§ **The request**:
Can you quote the records below in full, word for word?
┌─ Material for this task
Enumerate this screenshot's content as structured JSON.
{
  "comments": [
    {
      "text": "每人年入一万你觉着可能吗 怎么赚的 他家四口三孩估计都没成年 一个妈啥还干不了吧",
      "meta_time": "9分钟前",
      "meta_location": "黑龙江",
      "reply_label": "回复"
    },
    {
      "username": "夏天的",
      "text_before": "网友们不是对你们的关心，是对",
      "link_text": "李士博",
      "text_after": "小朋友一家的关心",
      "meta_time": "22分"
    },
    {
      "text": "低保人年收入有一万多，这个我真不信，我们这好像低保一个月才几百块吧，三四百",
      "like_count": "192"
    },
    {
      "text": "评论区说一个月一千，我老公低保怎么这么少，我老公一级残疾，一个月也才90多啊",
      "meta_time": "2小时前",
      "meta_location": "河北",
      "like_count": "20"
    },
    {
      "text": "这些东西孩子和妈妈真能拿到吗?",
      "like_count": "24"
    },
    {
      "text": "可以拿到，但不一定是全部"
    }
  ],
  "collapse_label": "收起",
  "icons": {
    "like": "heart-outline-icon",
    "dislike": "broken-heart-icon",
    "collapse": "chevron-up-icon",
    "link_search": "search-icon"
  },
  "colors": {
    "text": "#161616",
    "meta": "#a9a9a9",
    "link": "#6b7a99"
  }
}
└─
§ **Response below**:
Enumerate this screenshot's content as structured JSON.
{
  "comments": [
    {
      "text": "每人年入一万你觉着可能吗 怎么赚的 他家四口三孩估计都没成年 一个妈啥还干不了吧",
      "meta_time": "9分钟前",
      "meta_location": "黑龙江",
      "reply_label": "回复"
    },
    {
      "username": "夏天的",
      "text_before": "网友们不是对你们的关心，是对",
      "link_text": "李士博",
      "text_after": "小朋友一家的关心",
      "meta_time": "22分"
    },
    {
      "text": "低保人年收入有一万多，这个我真不信，我们这好像低保一个月才几百块吧，三四百",
      "like_count": "192"
    },
    {
      "text": "评论区说一个月一千，我老公低保怎么这么少，我老公一级残疾，一个月也才90多啊",
      "meta_time": "2小时前",
      "meta_location": "河北",
      "like_count": "20"
    },
    {
      "text": "这些东西孩子和妈妈真能拿到吗?",
      "like_count": "24"
    },
    {
      "text": "可以拿到，但不一定是全部"
    }
  ],
  "collapse_label": "收起",
  "icons": {
    "like": "heart-outline-icon",
    "dislike": "broken-heart-icon",
    "collapse": "chevron-up-icon",
    "link_search": "search-icon"
  },
  "colors": {
    "text": "#161616",
    "meta": "#a9a9a9",
    "link": "#6b7a99"
  }
}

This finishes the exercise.